WHAT YOU ARE ASKED TO DO:
Restate the entries below word for word, omitting nothing.

━━ DATA TO USE

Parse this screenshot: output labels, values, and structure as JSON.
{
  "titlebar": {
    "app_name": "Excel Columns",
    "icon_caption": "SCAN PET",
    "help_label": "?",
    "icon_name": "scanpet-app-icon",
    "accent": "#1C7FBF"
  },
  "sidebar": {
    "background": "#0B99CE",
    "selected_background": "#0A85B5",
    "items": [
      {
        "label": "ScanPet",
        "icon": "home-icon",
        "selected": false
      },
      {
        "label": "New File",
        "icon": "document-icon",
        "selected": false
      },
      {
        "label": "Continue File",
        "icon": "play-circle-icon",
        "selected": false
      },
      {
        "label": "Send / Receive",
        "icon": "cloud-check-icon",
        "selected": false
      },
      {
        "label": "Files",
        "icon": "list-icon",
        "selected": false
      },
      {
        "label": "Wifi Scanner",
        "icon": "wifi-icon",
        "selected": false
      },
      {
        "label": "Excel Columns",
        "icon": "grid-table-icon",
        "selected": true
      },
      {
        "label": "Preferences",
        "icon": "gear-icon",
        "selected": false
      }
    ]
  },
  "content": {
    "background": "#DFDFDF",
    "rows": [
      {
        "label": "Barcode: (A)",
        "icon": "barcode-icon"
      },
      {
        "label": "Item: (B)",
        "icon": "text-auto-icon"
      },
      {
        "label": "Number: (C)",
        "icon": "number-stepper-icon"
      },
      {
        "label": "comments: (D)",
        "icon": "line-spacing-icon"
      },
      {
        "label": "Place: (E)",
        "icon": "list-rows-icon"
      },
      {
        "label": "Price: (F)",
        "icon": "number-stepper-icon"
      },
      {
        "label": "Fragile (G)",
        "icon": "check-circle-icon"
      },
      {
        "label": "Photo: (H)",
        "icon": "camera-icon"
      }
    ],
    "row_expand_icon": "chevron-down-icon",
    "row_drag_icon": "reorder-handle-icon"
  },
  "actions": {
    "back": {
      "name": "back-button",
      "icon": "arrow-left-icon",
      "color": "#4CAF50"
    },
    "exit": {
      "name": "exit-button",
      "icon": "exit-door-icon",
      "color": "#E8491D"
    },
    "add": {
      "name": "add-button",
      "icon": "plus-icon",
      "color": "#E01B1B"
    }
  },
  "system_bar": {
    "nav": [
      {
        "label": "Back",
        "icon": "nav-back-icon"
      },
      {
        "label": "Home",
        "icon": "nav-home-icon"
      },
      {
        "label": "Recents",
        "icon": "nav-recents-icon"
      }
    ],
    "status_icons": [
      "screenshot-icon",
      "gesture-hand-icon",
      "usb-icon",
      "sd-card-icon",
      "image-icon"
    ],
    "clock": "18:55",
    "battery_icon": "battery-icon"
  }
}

━━━━

OUTPUT OF THE TASK:
Parse this screenshot: output labels, values, and structure as JSON.
{
  "titlebar": {
    "app_name": "Excel Columns",
    "icon_caption": "SCAN PET",
    "help_label": "?",
    "icon_name": "scanpet-app-icon",
    "accent": "#1C7FBF"
  },
  "sidebar": {
    "background": "#0B99CE",
    "selected_background": "#0A85B5",
    "items": [
      {
        "label": "ScanPet",
        "icon": "home-icon",
        "selected": false
      },
      {
        "label": "New File",
        "icon": "document-icon",
        "selected": false
      },
      {
        "label": "Continue File",
        "icon": "play-circle-icon",
        "selected": false
      },
      {
        "label": "Send / Receive",
        "icon": "cloud-check-icon",
        "selected": false
      },
      {
        "label": "Files",
        "icon": "list-icon",
        "selected": false
      },
      {
        "label": "Wifi Scanner",
        "icon": "wifi-icon",
        "selected": false
      },
      {
        "label": "Excel Columns",
        "icon": "grid-table-icon",
        "selected": true
      },
      {
        "label": "Preferences",
        "icon": "gear-icon",
        "selected": false
      }
    ]
  },
  "content": {
    "background": "#DFDFDF",
    "rows": [
      {
        "label": "Barcode: (A)",
        "icon": "barcode-icon"
      },
      {
        "label": "Item: (B)",
        "icon": "text-auto-icon"
      },
      {
        "label": "Number: (C)",
        "icon": "number-stepper-icon"
      },
      {
        "label": "comments: (D)",
        "icon": "line-spacing-icon"
      },
      {
        "label": "Place: (E)",
        "icon": "list-rows-icon"
      },
      {
        "label": "Price: (F)",
        "icon": "number-stepper-icon"
      },
      {
        "label": "Fragile (G)",
        "icon": "check-circle-icon"
      },
      {
        "label": "Photo: (H)",
        "icon": "camera-icon"
      }
    ],
    "row_expand_icon": "chevron-down-icon",
    "row_drag_icon": "reorder-handle-icon"
  },
  "actions": {
    "back": {
      "name": "back-button",
      "icon": "arrow-left-icon",
      "color": "#4CAF50"
    },
    "exit": {
      "name": "exit-button",
      "icon": "exit-door-icon",
      "color": "#E8491D"
    },
    "add": {
      "name": "add-button",
      "icon": "plus-icon",
      "color": "#E01B1B"
    }
  },
  "system_bar": {
    "nav": [
      {
        "label": "Back",
        "icon": "nav-back-icon"
      },
      {
        "label": "Home",
        "icon": "nav-home-icon"
      },
      {
        "label": "Recents",
        "icon": "nav-recents-icon"
      }
    ],
    "status_icons": [
      "screenshot-icon",
      "gesture-hand-icon",
      "usb-icon",
      "sd-card-icon",
      "image-icon"
    ],
    "clock": "18:55",
    "battery_icon": "battery-icon"
  }
}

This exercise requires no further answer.